--- MATERIAL FOR THIS EXERCISE ---

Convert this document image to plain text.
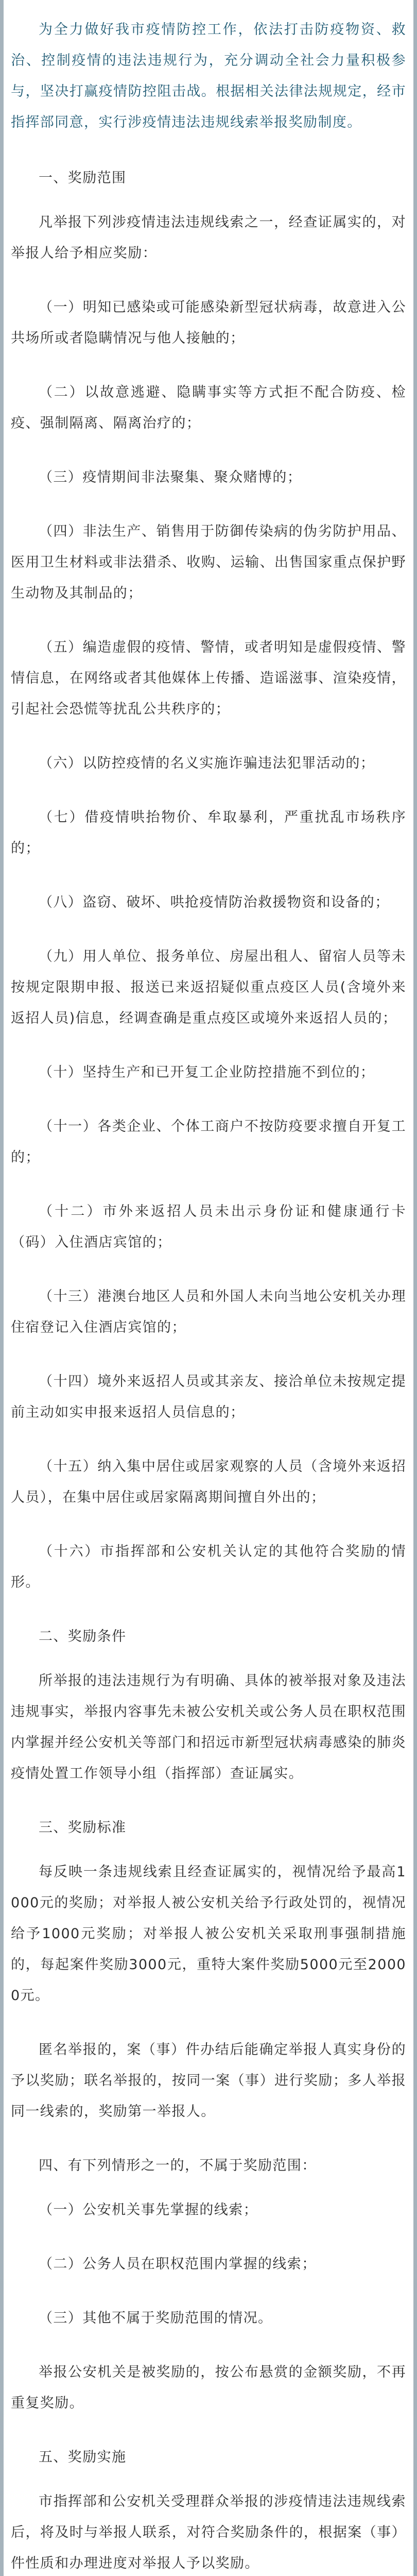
为全力做好我市疫情防控工作，依法打击防疫物资、救治、控制疫情的违法违规行为，充分调动全社会力量积极参与，坚决打赢疫情防控阻击战。根据相关法律法规规定，经市指挥部同意，实行涉疫情违法违规线索举报奖励制度。

一、奖励范围

凡举报下列涉疫情违法违规线索之一，经查证属实的，对举报人给予相应奖励：

（一）明知已感染或可能感染新型冠状病毒，故意进入公共场所或者隐瞒情况与他人接触的；

（二）以故意逃避、隐瞒事实等方式拒不配合防疫、检疫、强制隔离、隔离治疗的；

（三）疫情期间非法聚集、聚众赌博的；

（四）非法生产、销售用于防御传染病的伪劣防护用品、医用卫生材料或非法猎杀、收购、运输、出售国家重点保护野生动物及其制品的；

（五）编造虚假的疫情、警情，或者明知是虚假疫情、警情信息，在网络或者其他媒体上传播、造谣滋事、渲染疫情，引起社会恐慌等扰乱公共秩序的；

（六）以防控疫情的名义实施诈骗违法犯罪活动的；

（七）借疫情哄抬物价、牟取暴利，严重扰乱市场秩序的；

（八）盗窃、破坏、哄抢疫情防治救援物资和设备的；

（九）用人单位、报务单位、房屋出租人、留宿人员等未按规定限期申报、报送已来返招疑似重点疫区人员(含境外来返招人员)信息，经调查确是重点疫区或境外来返招人员的；

（十）坚持生产和已开复工企业防控措施不到位的；

（十一）各类企业、个体工商户不按防疫要求擅自开复工的；

（十二）市外来返招人员未出示身份证和健康通行卡（码）入住酒店宾馆的；

（十三）港澳台地区人员和外国人未向当地公安机关办理住宿登记入住酒店宾馆的；

（十四）境外来返招人员或其亲友、接洽单位未按规定提前主动如实申报来返招人员信息的；

（十五）纳入集中居住或居家观察的人员（含境外来返招人员），在集中居住或居家隔离期间擅自外出的；

（十六）市指挥部和公安机关认定的其他符合奖励的情形。

二、奖励条件

所举报的违法违规行为有明确、具体的被举报对象及违法违规事实，举报内容事先未被公安机关或公务人员在职权范围内掌握并经公安机关等部门和招远市新型冠状病毒感染的肺炎疫情处置工作领导小组（指挥部）查证属实。

三、奖励标准

每反映一条违规线索且经查证属实的，视情况给予最高1000元的奖励；对举报人被公安机关给予行政处罚的，视情况给予1000元奖励；对举报人被公安机关采取刑事强制措施的，每起案件奖励3000元，重特大案件奖励5000元至20000元。

匿名举报的，案（事）件办结后能确定举报人真实身份的予以奖励；联名举报的，按同一案（事）进行奖励；多人举报同一线索的，奖励第一举报人。

四、有下列情形之一的，不属于奖励范围：

（一）公安机关事先掌握的线索；

（二）公务人员在职权范围内掌握的线索；

（三）其他不属于奖励范围的情况。

举报公安机关是被奖励的，按公布悬赏的金额奖励，不再重复奖励。

五、奖励实施

市指挥部和公安机关受理群众举报的涉疫情违法违规线索后，将及时与举报人联系，对符合奖励条件的，根据案（事）件性质和办理进度对举报人予以奖励。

---

WHAT TO WORK ON » Every line above should be returned exactly; the pictures stay out.

RESULT OF THE EXERCISE »
Convert this document image to plain text.
为全力做好我市疫情防控工作，依法打击防疫物资、救治、控制疫情的违法违规行为，充分调动全社会力量积极参与，坚决打赢疫情防控阻击战。根据相关法律法规规定，经市指挥部同意，实行涉疫情违法违规线索举报奖励制度。

一、奖励范围

凡举报下列涉疫情违法违规线索之一，经查证属实的，对举报人给予相应奖励：

（一）明知已感染或可能感染新型冠状病毒，故意进入公共场所或者隐瞒情况与他人接触的；

（二）以故意逃避、隐瞒事实等方式拒不配合防疫、检疫、强制隔离、隔离治疗的；

（三）疫情期间非法聚集、聚众赌博的；

（四）非法生产、销售用于防御传染病的伪劣防护用品、医用卫生材料或非法猎杀、收购、运输、出售国家重点保护野生动物及其制品的；

（五）编造虚假的疫情、警情，或者明知是虚假疫情、警情信息，在网络或者其他媒体上传播、造谣滋事、渲染疫情，引起社会恐慌等扰乱公共秩序的；

（六）以防控疫情的名义实施诈骗违法犯罪活动的；

（七）借疫情哄抬物价、牟取暴利，严重扰乱市场秩序的；

（八）盗窃、破坏、哄抢疫情防治救援物资和设备的；

（九）用人单位、报务单位、房屋出租人、留宿人员等未按规定限期申报、报送已来返招疑似重点疫区人员(含境外来返招人员)信息，经调查确是重点疫区或境外来返招人员的；

（十）坚持生产和已开复工企业防控措施不到位的；

（十一）各类企业、个体工商户不按防疫要求擅自开复工的；

（十二）市外来返招人员未出示身份证和健康通行卡（码）入住酒店宾馆的；

（十三）港澳台地区人员和外国人未向当地公安机关办理住宿登记入住酒店宾馆的；

（十四）境外来返招人员或其亲友、接洽单位未按规定提前主动如实申报来返招人员信息的；

（十五）纳入集中居住或居家观察的人员（含境外来返招人员），在集中居住或居家隔离期间擅自外出的；

（十六）市指挥部和公安机关认定的其他符合奖励的情形。

二、奖励条件

所举报的违法违规行为有明确、具体的被举报对象及违法违规事实，举报内容事先未被公安机关或公务人员在职权范围内掌握并经公安机关等部门和招远市新型冠状病毒感染的肺炎疫情处置工作领导小组（指挥部）查证属实。

三、奖励标准

每反映一条违规线索且经查证属实的，视情况给予最高1000元的奖励；对举报人被公安机关给予行政处罚的，视情况给予1000元奖励；对举报人被公安机关采取刑事强制措施的，每起案件奖励3000元，重特大案件奖励5000元至20000元。

匿名举报的，案（事）件办结后能确定举报人真实身份的予以奖励；联名举报的，按同一案（事）进行奖励；多人举报同一线索的，奖励第一举报人。

四、有下列情形之一的，不属于奖励范围：

（一）公安机关事先掌握的线索；

（二）公务人员在职权范围内掌握的线索；

（三）其他不属于奖励范围的情况。

举报公安机关是被奖励的，按公布悬赏的金额奖励，不再重复奖励。

五、奖励实施

市指挥部和公安机关受理群众举报的涉疫情违法违规线索后，将及时与举报人联系，对符合奖励条件的，根据案（事）件性质和办理进度对举报人予以奖励。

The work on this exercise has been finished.